[Stored data entries]
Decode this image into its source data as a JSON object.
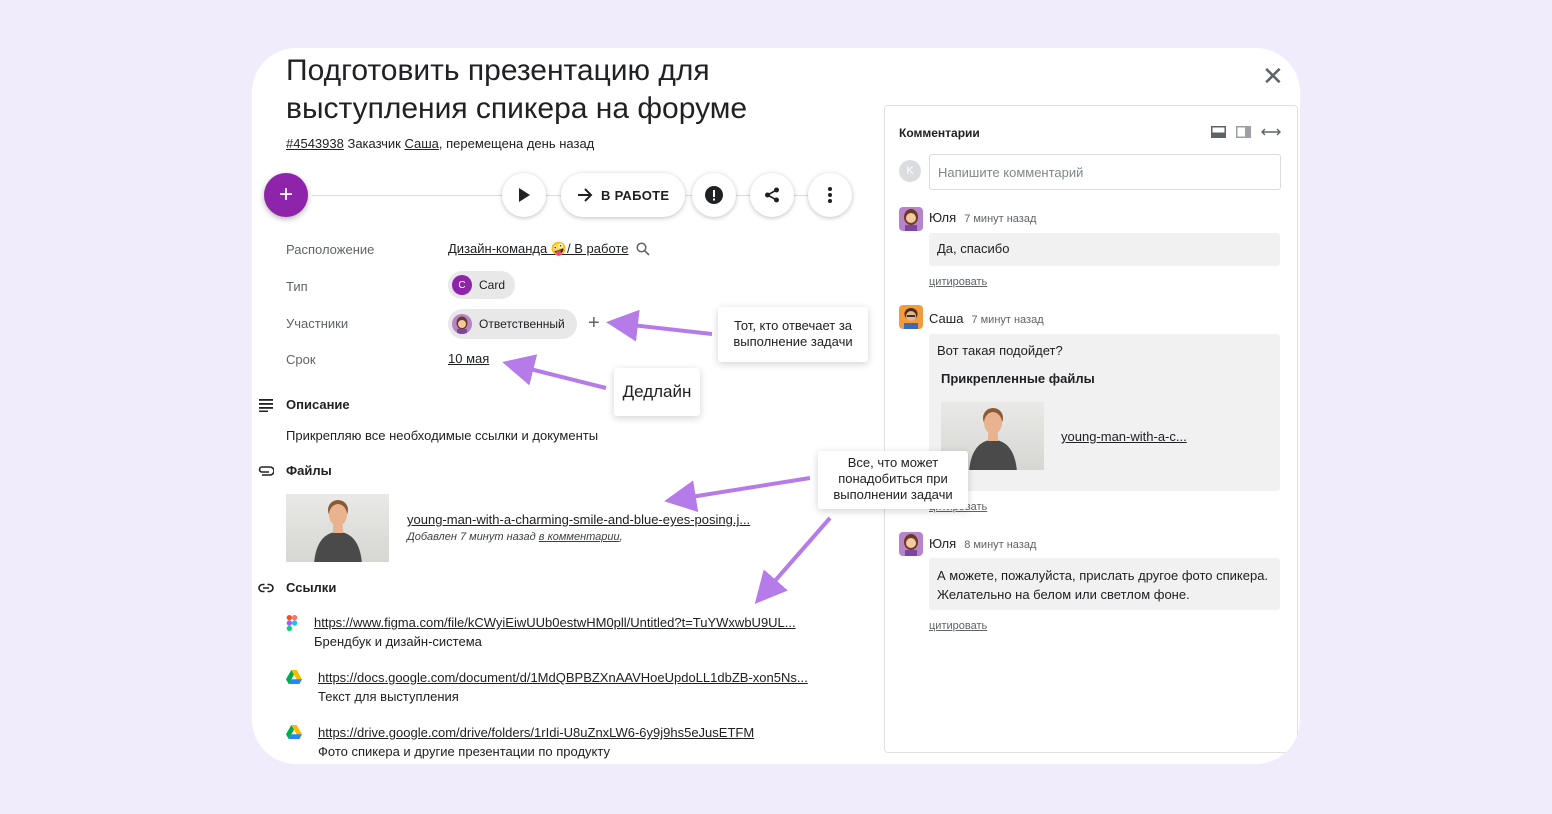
{
  "task": {
    "title": "Подготовить презентацию для выступления спикера на форуме",
    "id_link": "#4543938",
    "customer_label": "Заказчик",
    "customer_name": "Саша",
    "moved_text": ", перемещена день назад"
  },
  "toolbar": {
    "add_label": "+",
    "status_label": "В РАБОТЕ"
  },
  "fields": {
    "location_label": "Расположение",
    "location_value": "Дизайн-команда 🤪/ В работе",
    "type_label": "Тип",
    "type_chip_letter": "C",
    "type_value": "Card",
    "members_label": "Участники",
    "member_value": "Ответственный",
    "deadline_label": "Срок",
    "deadline_value": "10 мая"
  },
  "description": {
    "heading": "Описание",
    "text": "Прикрепляю все необходимые ссылки и документы"
  },
  "files": {
    "heading": "Файлы",
    "items": [
      {
        "name": "young-man-with-a-charming-smile-and-blue-eyes-posing.j...",
        "added": "Добавлен 7 минут назад",
        "in_comment": "в комментарии",
        "trailing": ","
      }
    ]
  },
  "links": {
    "heading": "Ссылки",
    "items": [
      {
        "icon": "figma-icon",
        "url": "https://www.figma.com/file/kCWyiEiwUUb0estwHM0pll/Untitled?t=TuYWxwbU9UL...",
        "desc": "Брендбук и дизайн-система"
      },
      {
        "icon": "google-drive-icon",
        "url": "https://docs.google.com/document/d/1MdQBPBZXnAAVHoeUpdoLL1dbZB-xon5Ns...",
        "desc": "Текст для выступления"
      },
      {
        "icon": "google-drive-icon",
        "url": "https://drive.google.com/drive/folders/1rIdi-U8uZnxLW6-6y9j9hs5eJusETFM",
        "desc": "Фото спикера и другие презентации по продукту"
      }
    ]
  },
  "comments": {
    "title": "Комментарии",
    "input_placeholder": "Напишите комментарий",
    "user_initial": "K",
    "quote_label": "цитировать",
    "items": [
      {
        "author": "Юля",
        "time": "7 минут назад",
        "text": "Да, спасибо"
      },
      {
        "author": "Саша",
        "time": "7 минут назад",
        "text": "Вот такая подойдет?",
        "attachments_title": "Прикрепленные файлы",
        "attachment_name": "young-man-with-a-c..."
      },
      {
        "author": "Юля",
        "time": "8 минут назад",
        "text": "А можете, пожалуйста, прислать другое фото спикера. Желательно на белом или светлом фоне."
      }
    ]
  },
  "annotations": {
    "responsible": "Тот, кто отвечает за выполнение задачи",
    "deadline": "Дедлайн",
    "files": "Все, что может понадобиться при выполнении задачи"
  },
  "colors": {
    "page_bg": "#f1ecfb",
    "accent": "#8e24aa",
    "annotation_arrow": "#b57be8"
  }
}
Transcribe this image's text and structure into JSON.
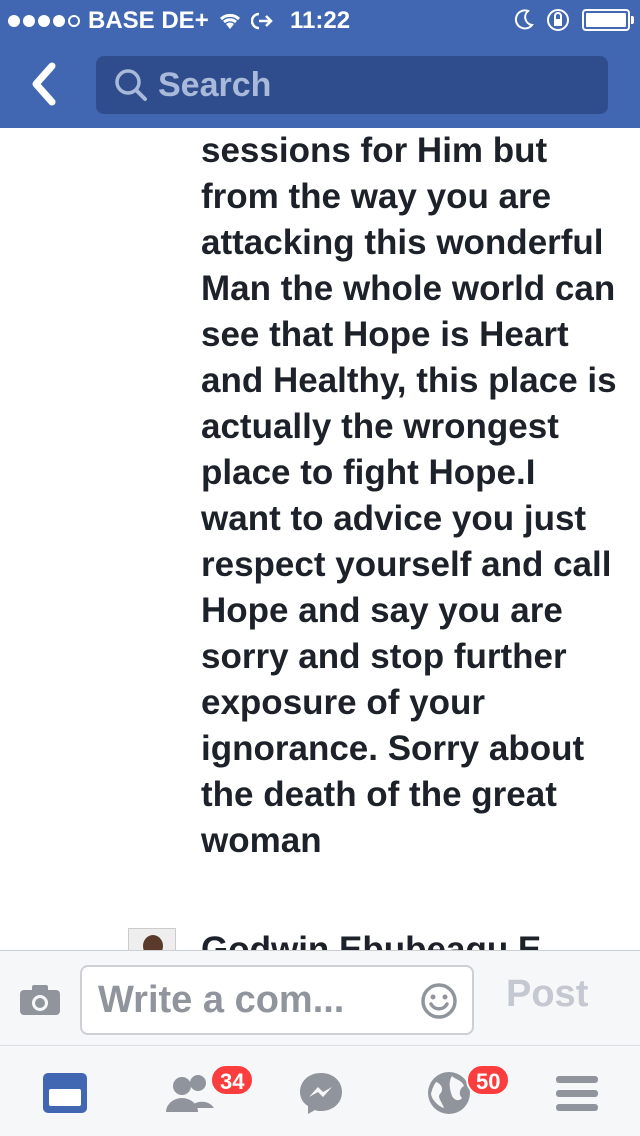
{
  "status_bar": {
    "carrier": "BASE DE+",
    "time": "11:22"
  },
  "nav": {
    "search_placeholder": "Search"
  },
  "comment": {
    "text": "sessions for Him but from the way you are attacking this wonderful Man the whole world can see that Hope is Heart and Healthy, this place is actually the wrongest place to fight Hope.I want to advice you just respect yourself and call Hope and say you are sorry and stop further exposure of your ignorance. Sorry about the death of the great woman"
  },
  "next_comment": {
    "author": "Godwin Ebubeagu E"
  },
  "composer": {
    "placeholder": "Write a com...",
    "post_label": "Post"
  },
  "tabbar": {
    "friends_badge": "34",
    "notifications_badge": "50"
  },
  "colors": {
    "brand": "#4267b2",
    "badge": "#fa3e3e",
    "text": "#1d2129"
  }
}
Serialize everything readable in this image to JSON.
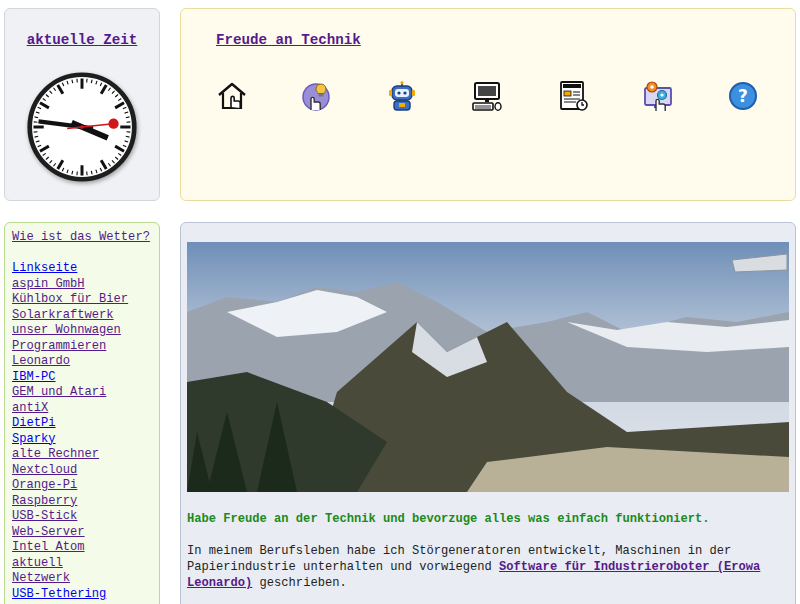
{
  "clock_widget": {
    "title": "aktuelle Zeit",
    "visited": true,
    "hours": 3,
    "minutes": 46,
    "seconds": 14
  },
  "header": {
    "title": "Freude an Technik",
    "visited": true,
    "help_glyph": "?"
  },
  "sidebar": {
    "weather_link": {
      "label": "Wie ist das Wetter?",
      "visited": true
    },
    "items": [
      {
        "label": "Linkseite",
        "visited": false
      },
      {
        "label": "aspin GmbH",
        "visited": true
      },
      {
        "label": "Kühlbox für Bier",
        "visited": true
      },
      {
        "label": "Solarkraftwerk",
        "visited": true
      },
      {
        "label": "unser Wohnwagen",
        "visited": true
      },
      {
        "label": "Programmieren",
        "visited": true
      },
      {
        "label": "Leonardo",
        "visited": true
      },
      {
        "label": "IBM-PC",
        "visited": false
      },
      {
        "label": "GEM und Atari",
        "visited": true
      },
      {
        "label": "antiX",
        "visited": true
      },
      {
        "label": "DietPi",
        "visited": false
      },
      {
        "label": "Sparky",
        "visited": false
      },
      {
        "label": "alte Rechner",
        "visited": true
      },
      {
        "label": "Nextcloud",
        "visited": true
      },
      {
        "label": "Orange-Pi",
        "visited": true
      },
      {
        "label": "Raspberry",
        "visited": true
      },
      {
        "label": "USB-Stick",
        "visited": true
      },
      {
        "label": "Web-Server",
        "visited": true
      },
      {
        "label": "Intel Atom",
        "visited": true
      },
      {
        "label": "aktuell",
        "visited": true
      },
      {
        "label": "Netzwerk",
        "visited": true
      },
      {
        "label": "USB-Tethering",
        "visited": false
      }
    ]
  },
  "main": {
    "tagline": "Habe Freude an der Technik und bevorzuge alles was einfach funktioniert.",
    "intro_before": "In meinem Berufsleben habe ich Störgeneratoren entwickelt, Maschinen in der Papierindustrie unterhalten und vorwiegend ",
    "intro_link": {
      "label": "Software für Industrieroboter (Erowa Leonardo)",
      "visited": true
    },
    "intro_after": " geschrieben."
  }
}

### To do
Copy the material above in full and exactly, skipping pictures.

### Written answer
Decode this image into its source data as a JSON object.
{
  "task": {
    "title": "Подготовить презентацию для выступления спикера на форуме",
    "id_link": "#4543938",
    "customer_label": "Заказчик",
    "customer_name": "Саша",
    "moved_text": ", перемещена день назад"
  },
  "toolbar": {
    "add_label": "+",
    "status_label": "В РАБОТЕ"
  },
  "fields": {
    "location_label": "Расположение",
    "location_value": "Дизайн-команда 🤪/ В работе",
    "type_label": "Тип",
    "type_chip_letter": "C",
    "type_value": "Card",
    "members_label": "Участники",
    "member_value": "Ответственный",
    "deadline_label": "Срок",
    "deadline_value": "10 мая"
  },
  "description": {
    "heading": "Описание",
    "text": "Прикрепляю все необходимые ссылки и документы"
  },
  "files": {
    "heading": "Файлы",
    "items": [
      {
        "name": "young-man-with-a-charming-smile-and-blue-eyes-posing.j...",
        "added": "Добавлен 7 минут назад",
        "in_comment": "в комментарии",
        "trailing": ","
      }
    ]
  },
  "links": {
    "heading": "Ссылки",
    "items": [
      {
        "icon": "figma-icon",
        "url": "https://www.figma.com/file/kCWyiEiwUUb0estwHM0pll/Untitled?t=TuYWxwbU9UL...",
        "desc": "Брендбук и дизайн-система"
      },
      {
        "icon": "google-drive-icon",
        "url": "https://docs.google.com/document/d/1MdQBPBZXnAAVHoeUpdoLL1dbZB-xon5Ns...",
        "desc": "Текст для выступления"
      },
      {
        "icon": "google-drive-icon",
        "url": "https://drive.google.com/drive/folders/1rIdi-U8uZnxLW6-6y9j9hs5eJusETFM",
        "desc": "Фото спикера и другие презентации по продукту"
      }
    ]
  },
  "comments": {
    "title": "Комментарии",
    "input_placeholder": "Напишите комментарий",
    "user_initial": "K",
    "quote_label": "цитировать",
    "items": [
      {
        "author": "Юля",
        "time": "7 минут назад",
        "text": "Да, спасибо"
      },
      {
        "author": "Саша",
        "time": "7 минут назад",
        "text": "Вот такая подойдет?",
        "attachments_title": "Прикрепленные файлы",
        "attachment_name": "young-man-with-a-c..."
      },
      {
        "author": "Юля",
        "time": "8 минут назад",
        "text": "А можете, пожалуйста, прислать другое фото спикера. Желательно на белом или светлом фоне."
      }
    ]
  },
  "annotations": {
    "responsible": "Тот, кто отвечает за выполнение задачи",
    "deadline": "Дедлайн",
    "files": "Все, что может понадобиться при выполнении задачи"
  },
  "colors": {
    "page_bg": "#f1ecfb",
    "accent": "#8e24aa",
    "annotation_arrow": "#b57be8"
  }
}
Transcribe this image's text and structure into JSON.
{
  "status_bar": {
    "carrier": "BASE DE+",
    "time": "11:22"
  },
  "nav": {
    "search_placeholder": "Search"
  },
  "comment": {
    "text": "sessions for Him but from the way you are attacking this wonderful Man the whole world can see that Hope is Heart and Healthy, this place is actually the wrongest place to fight Hope.I want to advice you just respect yourself and call Hope and say you are sorry and stop further exposure of your ignorance. Sorry about the death of the great woman"
  },
  "next_comment": {
    "author": "Godwin Ebubeagu E"
  },
  "composer": {
    "placeholder": "Write a com...",
    "post_label": "Post"
  },
  "tabbar": {
    "friends_badge": "34",
    "notifications_badge": "50"
  },
  "colors": {
    "brand": "#4267b2",
    "badge": "#fa3e3e",
    "text": "#1d2129"
  }
}
Serialize everything readable in this image to JSON.
{
  "clock_widget": {
    "title": "aktuelle Zeit",
    "visited": true,
    "hours": 3,
    "minutes": 46,
    "seconds": 14
  },
  "header": {
    "title": "Freude an Technik",
    "visited": true,
    "help_glyph": "?"
  },
  "sidebar": {
    "weather_link": {
      "label": "Wie ist das Wetter?",
      "visited": true
    },
    "items": [
      {
        "label": "Linkseite",
        "visited": false
      },
      {
        "label": "aspin GmbH",
        "visited": true
      },
      {
        "label": "Kühlbox für Bier",
        "visited": true
      },
      {
        "label": "Solarkraftwerk",
        "visited": true
      },
      {
        "label": "unser Wohnwagen",
        "visited": true
      },
      {
        "label": "Programmieren",
        "visited": true
      },
      {
        "label": "Leonardo",
        "visited": true
      },
      {
        "label": "IBM-PC",
        "visited": false
      },
      {
        "label": "GEM und Atari",
        "visited": true
      },
      {
        "label": "antiX",
        "visited": true
      },
      {
        "label": "DietPi",
        "visited": false
      },
      {
        "label": "Sparky",
        "visited": false
      },
      {
        "label": "alte Rechner",
        "visited": true
      },
      {
        "label": "Nextcloud",
        "visited": true
      },
      {
        "label": "Orange-Pi",
        "visited": true
      },
      {
        "label": "Raspberry",
        "visited": true
      },
      {
        "label": "USB-Stick",
        "visited": true
      },
      {
        "label": "Web-Server",
        "visited": true
      },
      {
        "label": "Intel Atom",
        "visited": true
      },
      {
        "label": "aktuell",
        "visited": true
      },
      {
        "label": "Netzwerk",
        "visited": true
      },
      {
        "label": "USB-Tethering",
        "visited": false
      }
    ]
  },
  "main": {
    "tagline": "Habe Freude an der Technik und bevorzuge alles was einfach funktioniert.",
    "intro_before": "In meinem Berufsleben habe ich Störgeneratoren entwickelt, Maschinen in der Papierindustrie unterhalten und vorwiegend ",
    "intro_link": {
      "label": "Software für Industrieroboter (Erowa Leonardo)",
      "visited": true
    },
    "intro_after": " geschrieben."
  }
}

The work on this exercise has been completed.